**Input data**
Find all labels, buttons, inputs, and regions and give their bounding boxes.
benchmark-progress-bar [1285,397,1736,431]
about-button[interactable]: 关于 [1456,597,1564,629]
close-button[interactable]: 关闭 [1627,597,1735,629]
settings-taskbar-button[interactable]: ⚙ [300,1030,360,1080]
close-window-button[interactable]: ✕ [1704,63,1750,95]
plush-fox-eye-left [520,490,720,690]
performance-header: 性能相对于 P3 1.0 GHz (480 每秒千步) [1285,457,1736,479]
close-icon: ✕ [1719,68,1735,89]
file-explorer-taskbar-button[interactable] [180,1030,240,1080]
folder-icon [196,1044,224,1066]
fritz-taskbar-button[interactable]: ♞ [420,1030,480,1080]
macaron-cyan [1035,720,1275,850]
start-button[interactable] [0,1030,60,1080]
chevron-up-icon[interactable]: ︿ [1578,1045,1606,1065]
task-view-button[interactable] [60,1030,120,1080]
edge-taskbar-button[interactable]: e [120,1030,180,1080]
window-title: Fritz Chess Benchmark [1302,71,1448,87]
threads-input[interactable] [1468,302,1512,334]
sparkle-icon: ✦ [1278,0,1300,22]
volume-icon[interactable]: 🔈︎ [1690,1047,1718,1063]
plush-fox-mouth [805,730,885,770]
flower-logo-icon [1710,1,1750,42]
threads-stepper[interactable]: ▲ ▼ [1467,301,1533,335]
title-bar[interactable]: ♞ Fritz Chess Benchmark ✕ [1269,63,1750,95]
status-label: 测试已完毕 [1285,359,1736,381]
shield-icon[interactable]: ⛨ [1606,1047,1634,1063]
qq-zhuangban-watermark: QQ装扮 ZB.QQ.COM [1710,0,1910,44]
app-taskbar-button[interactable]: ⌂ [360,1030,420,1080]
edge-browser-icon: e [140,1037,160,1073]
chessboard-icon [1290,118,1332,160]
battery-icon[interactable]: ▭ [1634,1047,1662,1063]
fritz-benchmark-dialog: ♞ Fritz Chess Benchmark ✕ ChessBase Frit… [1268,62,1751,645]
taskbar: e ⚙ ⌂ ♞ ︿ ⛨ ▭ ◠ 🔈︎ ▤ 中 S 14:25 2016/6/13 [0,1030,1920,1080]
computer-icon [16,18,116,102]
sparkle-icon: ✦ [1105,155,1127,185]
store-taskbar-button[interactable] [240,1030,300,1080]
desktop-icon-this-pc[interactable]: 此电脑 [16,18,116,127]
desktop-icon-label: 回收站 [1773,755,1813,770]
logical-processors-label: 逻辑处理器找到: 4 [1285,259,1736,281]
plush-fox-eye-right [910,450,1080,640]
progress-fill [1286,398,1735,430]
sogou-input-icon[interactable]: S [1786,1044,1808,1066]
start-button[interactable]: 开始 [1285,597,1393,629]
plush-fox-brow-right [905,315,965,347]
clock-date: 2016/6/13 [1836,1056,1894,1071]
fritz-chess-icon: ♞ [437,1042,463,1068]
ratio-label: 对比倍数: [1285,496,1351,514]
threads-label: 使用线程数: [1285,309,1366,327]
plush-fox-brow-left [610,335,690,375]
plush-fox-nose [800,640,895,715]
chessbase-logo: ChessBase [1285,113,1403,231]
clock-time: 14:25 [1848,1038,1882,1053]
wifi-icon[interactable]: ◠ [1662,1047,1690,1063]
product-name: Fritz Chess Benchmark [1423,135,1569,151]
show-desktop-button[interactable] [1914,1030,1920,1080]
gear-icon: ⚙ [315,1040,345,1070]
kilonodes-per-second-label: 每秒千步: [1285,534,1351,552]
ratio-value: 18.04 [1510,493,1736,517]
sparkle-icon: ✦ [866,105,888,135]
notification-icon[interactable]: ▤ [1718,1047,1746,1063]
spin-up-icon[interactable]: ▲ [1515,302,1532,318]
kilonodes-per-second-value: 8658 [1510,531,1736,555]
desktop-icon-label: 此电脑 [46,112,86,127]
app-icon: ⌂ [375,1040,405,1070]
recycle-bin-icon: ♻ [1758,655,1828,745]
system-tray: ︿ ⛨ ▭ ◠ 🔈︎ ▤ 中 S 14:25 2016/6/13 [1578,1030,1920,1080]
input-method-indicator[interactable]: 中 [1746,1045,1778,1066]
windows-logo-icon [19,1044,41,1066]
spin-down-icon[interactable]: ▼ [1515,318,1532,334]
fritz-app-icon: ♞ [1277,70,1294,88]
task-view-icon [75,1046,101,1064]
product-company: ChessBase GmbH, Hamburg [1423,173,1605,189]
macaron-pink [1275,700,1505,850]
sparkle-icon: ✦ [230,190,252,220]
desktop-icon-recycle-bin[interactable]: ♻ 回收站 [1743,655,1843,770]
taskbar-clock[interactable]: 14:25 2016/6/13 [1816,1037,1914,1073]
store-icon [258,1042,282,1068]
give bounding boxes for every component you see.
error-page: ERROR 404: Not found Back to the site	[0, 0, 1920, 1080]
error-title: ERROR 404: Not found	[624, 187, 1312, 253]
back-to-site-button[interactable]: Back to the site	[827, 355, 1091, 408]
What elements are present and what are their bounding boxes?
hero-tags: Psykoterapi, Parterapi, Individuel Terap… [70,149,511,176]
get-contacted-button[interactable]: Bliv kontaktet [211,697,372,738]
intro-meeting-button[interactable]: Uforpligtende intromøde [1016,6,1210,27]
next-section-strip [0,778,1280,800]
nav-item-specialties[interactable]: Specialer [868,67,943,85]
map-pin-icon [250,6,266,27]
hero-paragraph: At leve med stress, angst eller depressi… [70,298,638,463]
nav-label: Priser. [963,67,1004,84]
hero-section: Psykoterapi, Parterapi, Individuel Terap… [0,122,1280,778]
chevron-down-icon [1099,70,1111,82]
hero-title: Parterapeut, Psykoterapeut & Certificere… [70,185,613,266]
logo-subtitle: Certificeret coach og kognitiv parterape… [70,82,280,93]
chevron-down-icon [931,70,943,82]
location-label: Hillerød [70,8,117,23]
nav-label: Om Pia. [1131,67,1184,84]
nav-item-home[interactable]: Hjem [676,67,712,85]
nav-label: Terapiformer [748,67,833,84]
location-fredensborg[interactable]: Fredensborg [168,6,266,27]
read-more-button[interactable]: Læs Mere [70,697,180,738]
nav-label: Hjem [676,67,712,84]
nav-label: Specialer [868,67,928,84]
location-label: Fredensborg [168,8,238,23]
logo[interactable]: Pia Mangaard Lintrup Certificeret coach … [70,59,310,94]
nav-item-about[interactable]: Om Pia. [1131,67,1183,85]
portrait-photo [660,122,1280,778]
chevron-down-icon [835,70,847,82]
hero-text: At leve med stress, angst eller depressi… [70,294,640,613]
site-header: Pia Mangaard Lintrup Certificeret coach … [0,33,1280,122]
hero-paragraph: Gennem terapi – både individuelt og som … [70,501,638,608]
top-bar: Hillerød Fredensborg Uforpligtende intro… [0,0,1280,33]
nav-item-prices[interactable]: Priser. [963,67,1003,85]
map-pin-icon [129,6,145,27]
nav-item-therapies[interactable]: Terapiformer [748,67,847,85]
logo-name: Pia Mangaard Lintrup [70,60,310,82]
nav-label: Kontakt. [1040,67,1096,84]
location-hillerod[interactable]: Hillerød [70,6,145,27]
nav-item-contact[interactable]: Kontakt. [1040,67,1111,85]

**What the exercise asks**
Extract the lines of the material starting at its first line and ending at the line containing "start-button[interactable] [0,1030,60,1080]", copying each one without changes.

**Finished task**
Find all labels, buttons, inputs, and regions and give their bounding boxes.
benchmark-progress-bar [1285,397,1736,431]
about-button[interactable]: 关于 [1456,597,1564,629]
close-button[interactable]: 关闭 [1627,597,1735,629]
settings-taskbar-button[interactable]: ⚙ [300,1030,360,1080]
close-window-button[interactable]: ✕ [1704,63,1750,95]
plush-fox-eye-left [520,490,720,690]
performance-header: 性能相对于 P3 1.0 GHz (480 每秒千步) [1285,457,1736,479]
close-icon: ✕ [1719,68,1735,89]
file-explorer-taskbar-button[interactable] [180,1030,240,1080]
folder-icon [196,1044,224,1066]
fritz-taskbar-button[interactable]: ♞ [420,1030,480,1080]
macaron-cyan [1035,720,1275,850]
start-button[interactable] [0,1030,60,1080]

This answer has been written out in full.